**** INFORMATION SUPPLIED ****

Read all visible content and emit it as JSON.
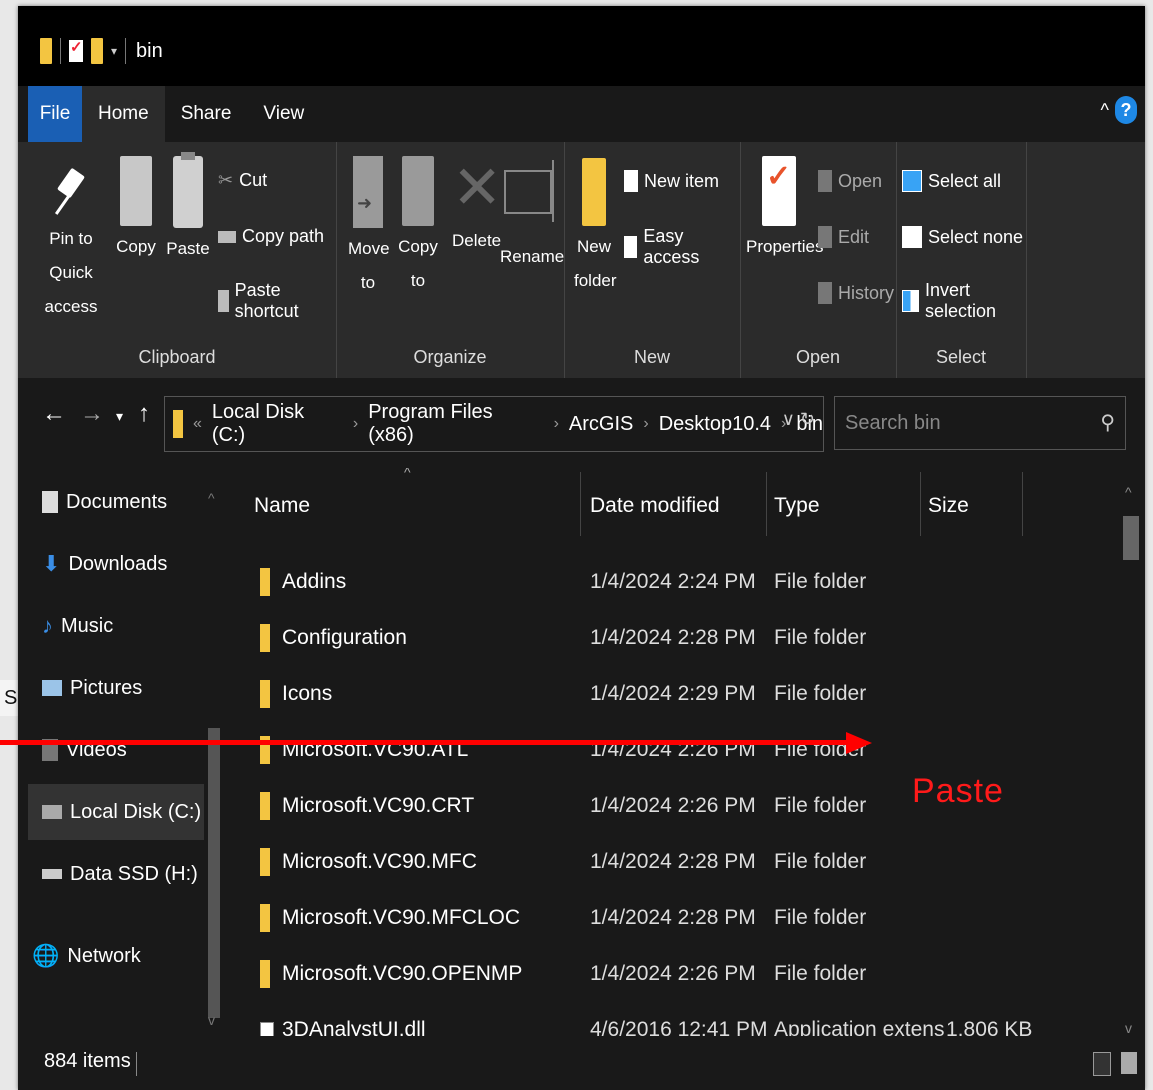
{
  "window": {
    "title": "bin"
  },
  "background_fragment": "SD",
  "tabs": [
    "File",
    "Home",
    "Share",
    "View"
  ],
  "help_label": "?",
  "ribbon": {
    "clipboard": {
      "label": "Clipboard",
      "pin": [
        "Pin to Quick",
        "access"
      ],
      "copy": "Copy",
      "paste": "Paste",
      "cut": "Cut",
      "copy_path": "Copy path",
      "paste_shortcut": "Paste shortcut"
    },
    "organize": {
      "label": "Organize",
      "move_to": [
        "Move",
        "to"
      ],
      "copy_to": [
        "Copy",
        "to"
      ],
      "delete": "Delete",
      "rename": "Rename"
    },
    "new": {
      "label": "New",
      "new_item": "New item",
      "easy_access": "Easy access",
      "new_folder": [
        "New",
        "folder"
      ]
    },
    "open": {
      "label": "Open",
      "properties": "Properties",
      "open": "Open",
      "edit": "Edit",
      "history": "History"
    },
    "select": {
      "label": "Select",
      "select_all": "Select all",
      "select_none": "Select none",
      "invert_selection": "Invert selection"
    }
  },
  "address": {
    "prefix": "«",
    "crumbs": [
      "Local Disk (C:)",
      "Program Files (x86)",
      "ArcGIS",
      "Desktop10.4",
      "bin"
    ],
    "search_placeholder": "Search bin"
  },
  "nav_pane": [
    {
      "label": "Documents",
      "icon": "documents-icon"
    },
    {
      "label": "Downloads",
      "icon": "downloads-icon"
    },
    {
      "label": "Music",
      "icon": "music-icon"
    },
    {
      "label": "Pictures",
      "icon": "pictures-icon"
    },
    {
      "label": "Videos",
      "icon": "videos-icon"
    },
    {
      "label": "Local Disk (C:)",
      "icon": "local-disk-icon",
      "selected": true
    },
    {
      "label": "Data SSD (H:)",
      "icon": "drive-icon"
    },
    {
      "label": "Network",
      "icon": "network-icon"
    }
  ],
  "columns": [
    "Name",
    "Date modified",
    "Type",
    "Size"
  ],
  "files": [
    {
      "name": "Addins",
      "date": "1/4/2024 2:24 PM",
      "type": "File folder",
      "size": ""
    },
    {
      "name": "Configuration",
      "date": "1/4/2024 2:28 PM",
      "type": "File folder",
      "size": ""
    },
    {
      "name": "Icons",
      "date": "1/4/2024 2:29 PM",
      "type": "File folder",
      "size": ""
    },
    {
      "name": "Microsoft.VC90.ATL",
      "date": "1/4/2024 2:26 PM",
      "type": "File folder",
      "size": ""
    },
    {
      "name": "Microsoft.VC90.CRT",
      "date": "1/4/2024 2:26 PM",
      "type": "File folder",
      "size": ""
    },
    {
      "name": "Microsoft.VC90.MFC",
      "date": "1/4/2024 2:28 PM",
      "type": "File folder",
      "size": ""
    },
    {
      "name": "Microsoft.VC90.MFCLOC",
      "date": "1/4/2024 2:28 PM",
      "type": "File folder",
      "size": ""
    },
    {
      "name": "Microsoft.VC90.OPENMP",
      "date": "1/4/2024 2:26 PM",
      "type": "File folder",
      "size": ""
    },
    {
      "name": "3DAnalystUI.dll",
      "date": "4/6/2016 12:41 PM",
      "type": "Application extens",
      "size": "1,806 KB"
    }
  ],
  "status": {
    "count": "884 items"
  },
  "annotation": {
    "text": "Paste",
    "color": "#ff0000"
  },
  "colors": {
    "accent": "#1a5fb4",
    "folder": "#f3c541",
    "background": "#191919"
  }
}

****
**** INFORMATION SUPPLIED ****

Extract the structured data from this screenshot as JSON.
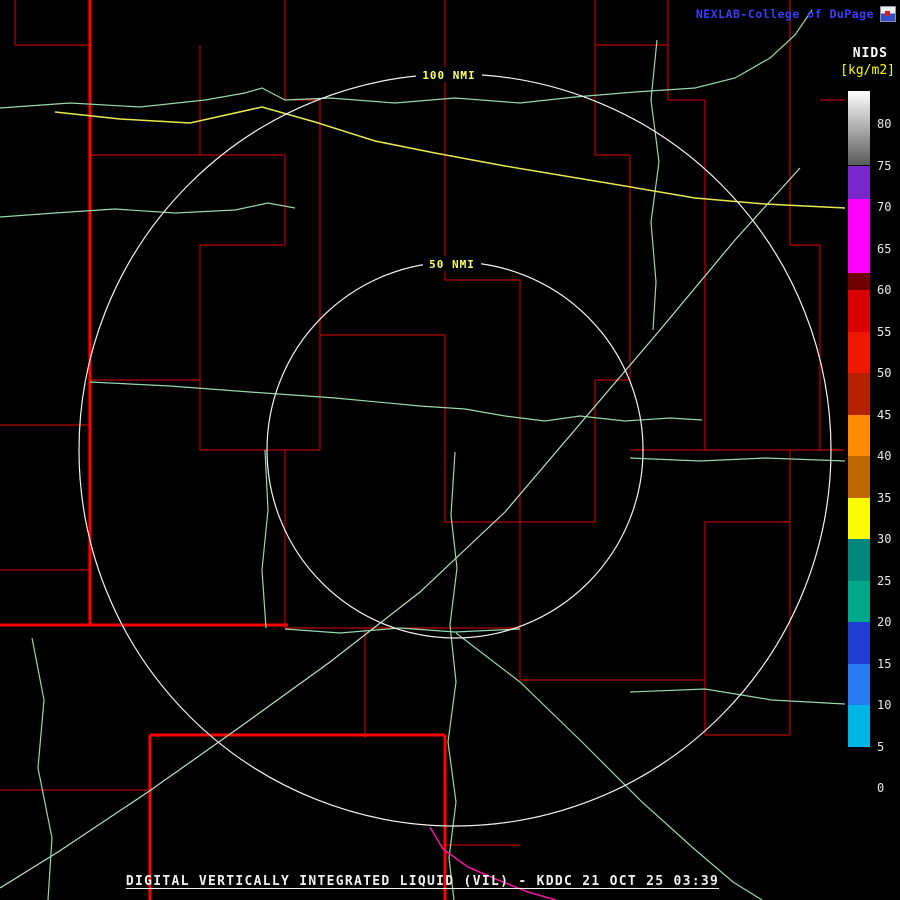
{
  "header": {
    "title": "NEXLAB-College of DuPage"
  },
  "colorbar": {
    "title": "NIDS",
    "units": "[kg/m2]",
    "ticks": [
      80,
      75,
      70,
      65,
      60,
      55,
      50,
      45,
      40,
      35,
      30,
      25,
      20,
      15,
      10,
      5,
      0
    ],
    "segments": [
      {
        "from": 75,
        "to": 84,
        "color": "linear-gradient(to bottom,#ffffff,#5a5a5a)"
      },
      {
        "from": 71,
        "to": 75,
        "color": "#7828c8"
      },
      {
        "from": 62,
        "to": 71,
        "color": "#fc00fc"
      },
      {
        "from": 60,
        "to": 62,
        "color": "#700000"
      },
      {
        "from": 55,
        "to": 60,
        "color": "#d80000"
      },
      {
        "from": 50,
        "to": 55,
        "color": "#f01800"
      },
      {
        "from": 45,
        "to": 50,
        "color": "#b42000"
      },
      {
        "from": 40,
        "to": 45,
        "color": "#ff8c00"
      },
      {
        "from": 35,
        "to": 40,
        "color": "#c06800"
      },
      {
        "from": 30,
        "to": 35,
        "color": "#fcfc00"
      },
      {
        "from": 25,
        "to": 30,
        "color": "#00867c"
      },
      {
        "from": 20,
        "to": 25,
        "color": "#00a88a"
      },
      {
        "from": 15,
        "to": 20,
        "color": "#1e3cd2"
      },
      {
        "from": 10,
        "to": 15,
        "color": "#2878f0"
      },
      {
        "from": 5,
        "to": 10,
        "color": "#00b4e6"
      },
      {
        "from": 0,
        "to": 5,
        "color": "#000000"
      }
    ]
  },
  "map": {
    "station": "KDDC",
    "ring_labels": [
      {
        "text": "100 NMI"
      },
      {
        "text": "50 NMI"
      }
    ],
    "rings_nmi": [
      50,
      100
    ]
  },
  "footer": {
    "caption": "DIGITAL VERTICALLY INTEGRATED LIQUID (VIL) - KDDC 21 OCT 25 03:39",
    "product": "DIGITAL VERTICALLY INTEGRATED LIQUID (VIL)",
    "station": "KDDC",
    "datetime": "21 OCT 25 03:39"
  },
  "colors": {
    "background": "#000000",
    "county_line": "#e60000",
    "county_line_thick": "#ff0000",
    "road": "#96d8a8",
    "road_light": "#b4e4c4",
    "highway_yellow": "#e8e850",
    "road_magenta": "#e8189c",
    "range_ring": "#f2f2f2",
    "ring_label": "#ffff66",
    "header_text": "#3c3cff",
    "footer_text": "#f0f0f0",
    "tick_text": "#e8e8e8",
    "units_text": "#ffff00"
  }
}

****
**** INFORMATION SUPPLIED ****

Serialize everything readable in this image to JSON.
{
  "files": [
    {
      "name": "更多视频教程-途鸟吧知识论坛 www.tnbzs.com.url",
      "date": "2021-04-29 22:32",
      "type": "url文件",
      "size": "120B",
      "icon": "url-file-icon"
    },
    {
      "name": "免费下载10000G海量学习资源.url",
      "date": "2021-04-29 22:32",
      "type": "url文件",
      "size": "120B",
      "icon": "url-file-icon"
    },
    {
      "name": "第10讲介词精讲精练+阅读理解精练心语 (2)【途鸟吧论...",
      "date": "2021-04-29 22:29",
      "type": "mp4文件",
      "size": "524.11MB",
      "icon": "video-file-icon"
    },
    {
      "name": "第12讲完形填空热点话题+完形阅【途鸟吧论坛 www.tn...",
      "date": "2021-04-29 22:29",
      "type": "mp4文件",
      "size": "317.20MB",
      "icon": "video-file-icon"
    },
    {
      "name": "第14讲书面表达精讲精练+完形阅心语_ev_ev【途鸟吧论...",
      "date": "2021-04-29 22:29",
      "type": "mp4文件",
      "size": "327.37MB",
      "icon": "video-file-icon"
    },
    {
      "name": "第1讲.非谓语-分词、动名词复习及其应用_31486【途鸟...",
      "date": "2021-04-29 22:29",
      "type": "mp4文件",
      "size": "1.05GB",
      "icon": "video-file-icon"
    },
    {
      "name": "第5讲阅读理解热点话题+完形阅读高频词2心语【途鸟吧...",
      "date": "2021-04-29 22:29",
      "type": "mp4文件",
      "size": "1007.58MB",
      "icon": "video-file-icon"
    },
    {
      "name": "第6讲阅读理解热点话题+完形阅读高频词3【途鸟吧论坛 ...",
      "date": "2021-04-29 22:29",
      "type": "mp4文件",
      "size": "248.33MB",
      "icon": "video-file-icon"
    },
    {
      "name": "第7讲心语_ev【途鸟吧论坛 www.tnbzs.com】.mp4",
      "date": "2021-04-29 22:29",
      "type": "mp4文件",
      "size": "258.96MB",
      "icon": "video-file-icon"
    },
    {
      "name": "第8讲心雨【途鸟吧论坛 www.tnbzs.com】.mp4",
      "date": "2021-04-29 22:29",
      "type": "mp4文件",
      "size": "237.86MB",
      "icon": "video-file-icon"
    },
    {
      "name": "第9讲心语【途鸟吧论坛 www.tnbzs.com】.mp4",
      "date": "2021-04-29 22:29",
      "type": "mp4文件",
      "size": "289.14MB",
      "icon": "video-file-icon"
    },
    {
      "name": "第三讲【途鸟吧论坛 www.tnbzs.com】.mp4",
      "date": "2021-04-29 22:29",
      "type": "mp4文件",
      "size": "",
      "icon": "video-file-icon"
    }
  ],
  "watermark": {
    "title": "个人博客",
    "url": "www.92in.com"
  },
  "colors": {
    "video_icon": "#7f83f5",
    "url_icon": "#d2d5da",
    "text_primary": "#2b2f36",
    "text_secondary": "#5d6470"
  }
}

****

- **EXERCISE GOAL**:
Pull every line containing "LIQUID" from the data.

- **FULL RESPONSE**:
    "caption": "DIGITAL VERTICALLY INTEGRATED LIQUID (VIL) - KDDC 21 OCT 25 03:39",
    "product": "DIGITAL VERTICALLY INTEGRATED LIQUID (VIL)",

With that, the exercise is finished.